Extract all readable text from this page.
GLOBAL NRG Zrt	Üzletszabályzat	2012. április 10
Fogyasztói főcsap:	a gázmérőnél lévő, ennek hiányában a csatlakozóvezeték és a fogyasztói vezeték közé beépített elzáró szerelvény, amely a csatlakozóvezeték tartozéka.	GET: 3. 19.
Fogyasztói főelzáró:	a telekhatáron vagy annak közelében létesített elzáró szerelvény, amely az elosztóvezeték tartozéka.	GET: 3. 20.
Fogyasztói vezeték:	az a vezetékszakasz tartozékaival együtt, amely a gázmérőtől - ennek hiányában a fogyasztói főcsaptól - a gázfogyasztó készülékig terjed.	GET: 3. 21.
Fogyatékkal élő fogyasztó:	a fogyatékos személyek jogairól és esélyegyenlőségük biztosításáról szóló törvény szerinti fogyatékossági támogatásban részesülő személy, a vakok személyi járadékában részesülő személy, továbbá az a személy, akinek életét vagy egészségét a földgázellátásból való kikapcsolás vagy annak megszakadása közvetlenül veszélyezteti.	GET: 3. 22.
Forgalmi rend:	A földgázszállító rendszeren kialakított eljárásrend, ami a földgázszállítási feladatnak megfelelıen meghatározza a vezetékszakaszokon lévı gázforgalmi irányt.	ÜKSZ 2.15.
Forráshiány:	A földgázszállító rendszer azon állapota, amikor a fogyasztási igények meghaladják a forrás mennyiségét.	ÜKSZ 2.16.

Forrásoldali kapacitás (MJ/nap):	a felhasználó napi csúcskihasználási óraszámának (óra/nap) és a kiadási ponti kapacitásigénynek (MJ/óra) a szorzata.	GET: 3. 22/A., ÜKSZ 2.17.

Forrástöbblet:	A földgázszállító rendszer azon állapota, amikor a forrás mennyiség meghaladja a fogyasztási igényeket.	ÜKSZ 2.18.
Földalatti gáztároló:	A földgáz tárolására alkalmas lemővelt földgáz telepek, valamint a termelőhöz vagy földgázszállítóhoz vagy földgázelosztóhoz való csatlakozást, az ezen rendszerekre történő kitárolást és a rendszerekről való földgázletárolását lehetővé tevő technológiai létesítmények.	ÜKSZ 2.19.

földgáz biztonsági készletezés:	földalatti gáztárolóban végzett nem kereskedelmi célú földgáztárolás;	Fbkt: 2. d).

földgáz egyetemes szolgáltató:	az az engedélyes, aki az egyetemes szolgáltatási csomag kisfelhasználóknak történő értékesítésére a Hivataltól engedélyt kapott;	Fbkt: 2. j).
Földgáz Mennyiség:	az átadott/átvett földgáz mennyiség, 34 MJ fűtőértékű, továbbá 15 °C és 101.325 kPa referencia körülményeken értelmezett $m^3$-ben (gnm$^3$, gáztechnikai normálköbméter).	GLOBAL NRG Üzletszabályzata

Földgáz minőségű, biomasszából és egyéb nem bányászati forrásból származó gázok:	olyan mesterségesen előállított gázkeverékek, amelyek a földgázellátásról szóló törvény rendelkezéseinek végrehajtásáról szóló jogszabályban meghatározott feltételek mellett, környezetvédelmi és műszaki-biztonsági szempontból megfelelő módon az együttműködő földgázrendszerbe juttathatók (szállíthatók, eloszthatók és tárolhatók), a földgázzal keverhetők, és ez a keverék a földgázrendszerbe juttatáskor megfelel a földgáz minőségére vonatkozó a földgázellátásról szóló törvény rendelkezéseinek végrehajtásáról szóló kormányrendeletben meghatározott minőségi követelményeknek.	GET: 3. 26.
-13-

■ Exercise directions
Show each line holding the word "annak".

■ Response for this exercise
Fogyasztói főelzáró:	a telekhatáron vagy annak közelében létesített elzáró szerelvény, amely az elosztóvezeték tartozéka.	GET: 3. 20.
Fogyatékkal élő fogyasztó:	a fogyatékos személyek jogairól és esélyegyenlőségük biztosításáról szóló törvény szerinti fogyatékossági támogatásban részesülő személy, a vakok személyi járadékában részesülő személy, továbbá az a személy, akinek életét vagy egészségét a földgázellátásból való kikapcsolás vagy annak megszakadása közvetlenül veszélyezteti.	GET: 3. 22.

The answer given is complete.